• WRITTEN INSTRUCTION: Find every line in the records below that contains the word "Selamat", and copy each such line.

........

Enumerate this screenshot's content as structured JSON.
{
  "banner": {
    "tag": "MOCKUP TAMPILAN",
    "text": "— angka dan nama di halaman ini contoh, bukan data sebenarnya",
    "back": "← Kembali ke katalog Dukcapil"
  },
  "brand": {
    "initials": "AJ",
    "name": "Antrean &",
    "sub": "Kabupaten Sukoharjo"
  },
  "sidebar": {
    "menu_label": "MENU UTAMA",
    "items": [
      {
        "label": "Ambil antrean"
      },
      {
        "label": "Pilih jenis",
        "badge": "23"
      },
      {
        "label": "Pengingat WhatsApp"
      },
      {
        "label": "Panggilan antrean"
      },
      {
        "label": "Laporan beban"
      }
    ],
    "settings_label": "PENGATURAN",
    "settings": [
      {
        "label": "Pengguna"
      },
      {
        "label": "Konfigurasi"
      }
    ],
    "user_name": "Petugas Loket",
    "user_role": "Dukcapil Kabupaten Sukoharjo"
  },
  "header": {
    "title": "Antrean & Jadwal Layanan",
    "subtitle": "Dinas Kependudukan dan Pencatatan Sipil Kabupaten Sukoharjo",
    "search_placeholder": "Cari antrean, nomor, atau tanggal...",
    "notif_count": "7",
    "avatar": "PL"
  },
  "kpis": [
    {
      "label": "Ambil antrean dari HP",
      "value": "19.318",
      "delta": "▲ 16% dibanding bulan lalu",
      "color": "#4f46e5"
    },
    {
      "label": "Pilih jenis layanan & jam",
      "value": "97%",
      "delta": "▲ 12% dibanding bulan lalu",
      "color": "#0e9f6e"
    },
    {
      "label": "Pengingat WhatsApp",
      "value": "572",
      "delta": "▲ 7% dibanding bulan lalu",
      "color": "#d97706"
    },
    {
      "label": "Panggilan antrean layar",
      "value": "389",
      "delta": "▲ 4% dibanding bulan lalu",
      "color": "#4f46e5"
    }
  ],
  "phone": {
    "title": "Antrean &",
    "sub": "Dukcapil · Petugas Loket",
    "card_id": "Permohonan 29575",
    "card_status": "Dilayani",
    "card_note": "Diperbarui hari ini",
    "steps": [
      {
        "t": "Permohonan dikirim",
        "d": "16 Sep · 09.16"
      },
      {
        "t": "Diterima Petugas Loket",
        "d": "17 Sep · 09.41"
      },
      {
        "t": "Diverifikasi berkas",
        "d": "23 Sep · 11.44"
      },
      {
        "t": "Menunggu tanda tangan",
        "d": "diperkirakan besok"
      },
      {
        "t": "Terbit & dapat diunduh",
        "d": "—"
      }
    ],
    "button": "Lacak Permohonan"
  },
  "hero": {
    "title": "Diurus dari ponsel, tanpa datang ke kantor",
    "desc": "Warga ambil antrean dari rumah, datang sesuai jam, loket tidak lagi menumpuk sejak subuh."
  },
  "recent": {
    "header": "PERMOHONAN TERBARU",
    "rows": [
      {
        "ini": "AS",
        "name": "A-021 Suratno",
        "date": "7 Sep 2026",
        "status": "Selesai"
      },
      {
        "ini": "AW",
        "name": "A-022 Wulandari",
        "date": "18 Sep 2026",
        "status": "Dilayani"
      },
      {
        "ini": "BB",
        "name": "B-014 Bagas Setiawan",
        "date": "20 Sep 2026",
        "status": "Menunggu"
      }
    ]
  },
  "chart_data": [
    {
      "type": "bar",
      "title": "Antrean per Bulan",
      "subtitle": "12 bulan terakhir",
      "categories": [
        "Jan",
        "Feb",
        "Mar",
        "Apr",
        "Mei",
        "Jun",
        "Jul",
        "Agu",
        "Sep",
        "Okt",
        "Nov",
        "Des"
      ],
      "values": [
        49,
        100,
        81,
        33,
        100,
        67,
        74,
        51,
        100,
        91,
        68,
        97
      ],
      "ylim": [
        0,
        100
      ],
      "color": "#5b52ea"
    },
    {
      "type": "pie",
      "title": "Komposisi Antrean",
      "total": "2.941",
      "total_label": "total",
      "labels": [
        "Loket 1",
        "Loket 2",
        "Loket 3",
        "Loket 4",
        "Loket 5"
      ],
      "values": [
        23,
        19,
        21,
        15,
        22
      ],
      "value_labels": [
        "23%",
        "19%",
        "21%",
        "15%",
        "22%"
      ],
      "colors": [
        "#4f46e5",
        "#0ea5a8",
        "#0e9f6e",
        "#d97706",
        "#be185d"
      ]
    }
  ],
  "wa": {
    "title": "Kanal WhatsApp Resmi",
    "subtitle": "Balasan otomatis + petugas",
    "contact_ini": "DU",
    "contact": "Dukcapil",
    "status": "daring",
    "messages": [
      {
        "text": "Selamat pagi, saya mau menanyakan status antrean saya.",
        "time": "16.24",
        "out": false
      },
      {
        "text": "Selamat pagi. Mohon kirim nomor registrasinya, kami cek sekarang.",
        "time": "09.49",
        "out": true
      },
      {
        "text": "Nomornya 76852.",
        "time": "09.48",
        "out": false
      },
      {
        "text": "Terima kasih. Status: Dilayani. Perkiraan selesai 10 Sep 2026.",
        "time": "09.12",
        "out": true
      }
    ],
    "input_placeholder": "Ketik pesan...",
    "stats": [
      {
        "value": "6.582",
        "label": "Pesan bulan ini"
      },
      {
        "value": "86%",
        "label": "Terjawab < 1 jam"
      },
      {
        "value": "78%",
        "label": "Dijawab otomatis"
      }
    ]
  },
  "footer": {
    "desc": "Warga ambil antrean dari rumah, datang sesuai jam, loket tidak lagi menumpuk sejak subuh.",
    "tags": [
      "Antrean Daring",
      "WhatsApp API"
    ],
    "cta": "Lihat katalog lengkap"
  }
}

........

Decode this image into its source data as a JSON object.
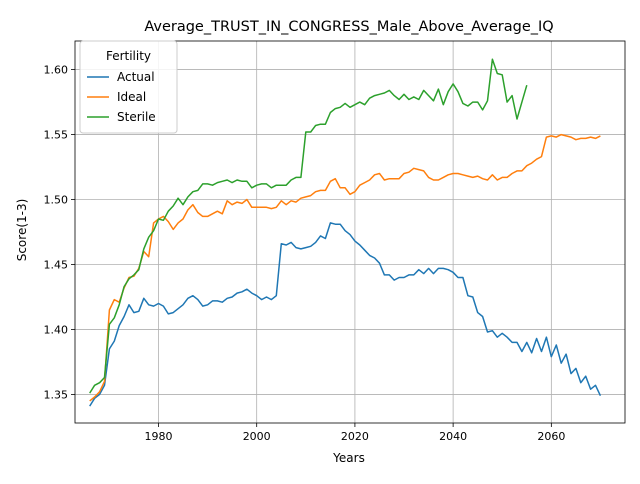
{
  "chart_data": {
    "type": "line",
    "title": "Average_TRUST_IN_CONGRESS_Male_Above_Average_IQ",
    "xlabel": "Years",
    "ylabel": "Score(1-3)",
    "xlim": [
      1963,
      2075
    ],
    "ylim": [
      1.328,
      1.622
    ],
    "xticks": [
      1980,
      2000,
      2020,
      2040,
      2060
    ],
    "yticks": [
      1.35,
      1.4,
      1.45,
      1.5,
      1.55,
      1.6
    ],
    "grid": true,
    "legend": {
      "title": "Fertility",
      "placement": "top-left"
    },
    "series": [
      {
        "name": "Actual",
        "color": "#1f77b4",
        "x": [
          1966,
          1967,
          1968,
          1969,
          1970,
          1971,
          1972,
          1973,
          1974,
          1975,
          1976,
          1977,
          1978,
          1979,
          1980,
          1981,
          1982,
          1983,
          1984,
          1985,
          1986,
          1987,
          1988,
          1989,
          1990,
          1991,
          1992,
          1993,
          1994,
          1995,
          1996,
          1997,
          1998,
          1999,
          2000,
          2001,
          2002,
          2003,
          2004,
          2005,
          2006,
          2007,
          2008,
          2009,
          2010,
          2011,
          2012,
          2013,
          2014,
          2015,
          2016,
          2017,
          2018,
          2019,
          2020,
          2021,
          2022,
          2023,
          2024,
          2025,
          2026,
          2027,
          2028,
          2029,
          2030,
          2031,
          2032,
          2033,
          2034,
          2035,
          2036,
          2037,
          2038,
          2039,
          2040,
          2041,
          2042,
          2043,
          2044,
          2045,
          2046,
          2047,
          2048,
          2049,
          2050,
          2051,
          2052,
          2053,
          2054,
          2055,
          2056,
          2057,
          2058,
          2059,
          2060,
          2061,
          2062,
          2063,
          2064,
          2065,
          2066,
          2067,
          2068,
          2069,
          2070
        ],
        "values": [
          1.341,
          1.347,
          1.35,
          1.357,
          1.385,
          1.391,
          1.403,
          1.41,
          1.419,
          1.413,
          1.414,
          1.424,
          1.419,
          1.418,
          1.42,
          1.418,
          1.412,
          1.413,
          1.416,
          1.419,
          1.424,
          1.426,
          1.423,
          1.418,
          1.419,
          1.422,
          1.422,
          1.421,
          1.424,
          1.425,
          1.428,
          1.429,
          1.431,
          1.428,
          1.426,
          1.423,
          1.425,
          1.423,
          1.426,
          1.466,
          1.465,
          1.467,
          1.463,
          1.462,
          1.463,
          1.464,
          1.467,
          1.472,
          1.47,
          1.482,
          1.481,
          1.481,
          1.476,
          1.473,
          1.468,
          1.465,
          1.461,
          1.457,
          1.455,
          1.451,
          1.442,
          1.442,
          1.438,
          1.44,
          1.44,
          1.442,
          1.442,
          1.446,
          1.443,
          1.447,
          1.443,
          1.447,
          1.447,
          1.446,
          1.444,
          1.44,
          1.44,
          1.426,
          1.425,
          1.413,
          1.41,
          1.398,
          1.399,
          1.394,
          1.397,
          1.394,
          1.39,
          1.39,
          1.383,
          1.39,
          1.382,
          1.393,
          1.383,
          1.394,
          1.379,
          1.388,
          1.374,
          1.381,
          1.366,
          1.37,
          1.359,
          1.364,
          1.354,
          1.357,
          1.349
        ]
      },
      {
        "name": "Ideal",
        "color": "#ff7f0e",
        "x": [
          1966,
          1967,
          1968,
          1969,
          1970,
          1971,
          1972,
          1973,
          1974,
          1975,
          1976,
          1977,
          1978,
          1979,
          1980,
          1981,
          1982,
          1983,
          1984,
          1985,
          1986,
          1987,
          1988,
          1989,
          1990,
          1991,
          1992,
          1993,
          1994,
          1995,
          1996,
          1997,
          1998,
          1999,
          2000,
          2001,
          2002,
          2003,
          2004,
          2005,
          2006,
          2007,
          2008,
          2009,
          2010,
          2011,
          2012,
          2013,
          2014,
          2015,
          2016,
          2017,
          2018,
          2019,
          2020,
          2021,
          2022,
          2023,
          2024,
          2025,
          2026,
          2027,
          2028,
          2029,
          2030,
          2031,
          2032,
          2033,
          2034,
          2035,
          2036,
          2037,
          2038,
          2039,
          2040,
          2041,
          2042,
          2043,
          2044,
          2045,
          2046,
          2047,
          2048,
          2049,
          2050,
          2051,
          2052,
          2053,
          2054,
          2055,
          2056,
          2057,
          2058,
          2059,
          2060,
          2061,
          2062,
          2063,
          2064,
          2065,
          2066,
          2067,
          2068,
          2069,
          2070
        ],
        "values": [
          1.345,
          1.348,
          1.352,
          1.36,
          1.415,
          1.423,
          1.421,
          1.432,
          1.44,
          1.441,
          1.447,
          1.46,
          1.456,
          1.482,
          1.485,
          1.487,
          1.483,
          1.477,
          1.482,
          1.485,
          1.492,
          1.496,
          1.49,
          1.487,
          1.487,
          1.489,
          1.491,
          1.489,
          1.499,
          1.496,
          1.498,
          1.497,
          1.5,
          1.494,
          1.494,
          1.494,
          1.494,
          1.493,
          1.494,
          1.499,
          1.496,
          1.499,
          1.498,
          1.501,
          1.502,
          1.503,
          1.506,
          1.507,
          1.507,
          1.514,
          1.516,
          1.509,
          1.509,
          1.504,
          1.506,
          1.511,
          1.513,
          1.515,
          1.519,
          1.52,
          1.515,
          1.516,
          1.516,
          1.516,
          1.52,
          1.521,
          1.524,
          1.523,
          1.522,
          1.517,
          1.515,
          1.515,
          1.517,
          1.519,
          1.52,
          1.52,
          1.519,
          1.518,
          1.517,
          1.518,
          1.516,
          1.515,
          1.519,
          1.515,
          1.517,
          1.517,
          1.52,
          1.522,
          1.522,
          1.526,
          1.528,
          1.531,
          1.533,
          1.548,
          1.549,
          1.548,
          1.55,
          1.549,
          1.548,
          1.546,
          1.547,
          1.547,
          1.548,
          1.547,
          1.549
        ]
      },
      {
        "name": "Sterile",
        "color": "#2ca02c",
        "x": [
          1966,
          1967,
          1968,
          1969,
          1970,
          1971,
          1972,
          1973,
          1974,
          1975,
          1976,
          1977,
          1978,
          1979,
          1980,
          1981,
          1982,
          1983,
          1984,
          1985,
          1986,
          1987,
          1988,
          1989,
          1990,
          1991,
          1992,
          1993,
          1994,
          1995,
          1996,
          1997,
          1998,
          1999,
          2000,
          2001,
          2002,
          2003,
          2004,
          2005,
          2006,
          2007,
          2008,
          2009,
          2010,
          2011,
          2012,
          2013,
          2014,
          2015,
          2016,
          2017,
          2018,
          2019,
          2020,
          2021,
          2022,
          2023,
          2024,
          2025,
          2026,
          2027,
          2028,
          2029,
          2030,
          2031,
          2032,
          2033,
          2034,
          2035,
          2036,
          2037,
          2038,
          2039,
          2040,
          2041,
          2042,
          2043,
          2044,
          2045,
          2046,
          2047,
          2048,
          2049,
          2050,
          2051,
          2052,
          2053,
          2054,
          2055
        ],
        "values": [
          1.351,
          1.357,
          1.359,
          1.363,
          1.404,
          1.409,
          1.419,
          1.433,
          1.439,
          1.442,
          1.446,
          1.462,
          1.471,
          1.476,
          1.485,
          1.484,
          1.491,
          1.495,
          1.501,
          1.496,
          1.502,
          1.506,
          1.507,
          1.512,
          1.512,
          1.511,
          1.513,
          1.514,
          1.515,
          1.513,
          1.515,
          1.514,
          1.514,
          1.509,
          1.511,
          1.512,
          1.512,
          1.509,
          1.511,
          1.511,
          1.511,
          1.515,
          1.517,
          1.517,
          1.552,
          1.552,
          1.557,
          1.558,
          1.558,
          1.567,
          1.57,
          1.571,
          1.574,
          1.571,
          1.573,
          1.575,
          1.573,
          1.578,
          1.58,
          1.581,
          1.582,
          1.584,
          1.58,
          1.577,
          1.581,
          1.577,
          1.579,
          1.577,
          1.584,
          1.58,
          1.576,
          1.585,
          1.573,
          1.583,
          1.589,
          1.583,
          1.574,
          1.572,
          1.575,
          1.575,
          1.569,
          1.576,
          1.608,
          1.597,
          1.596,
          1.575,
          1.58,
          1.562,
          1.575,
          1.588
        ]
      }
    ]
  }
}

........

• OUTPUT:
        "text": "Selamat pagi, saya mau menanyakan status antrean saya.",
        "text": "Selamat pagi. Mohon kirim nomor registrasinya, kami cek sekarang.",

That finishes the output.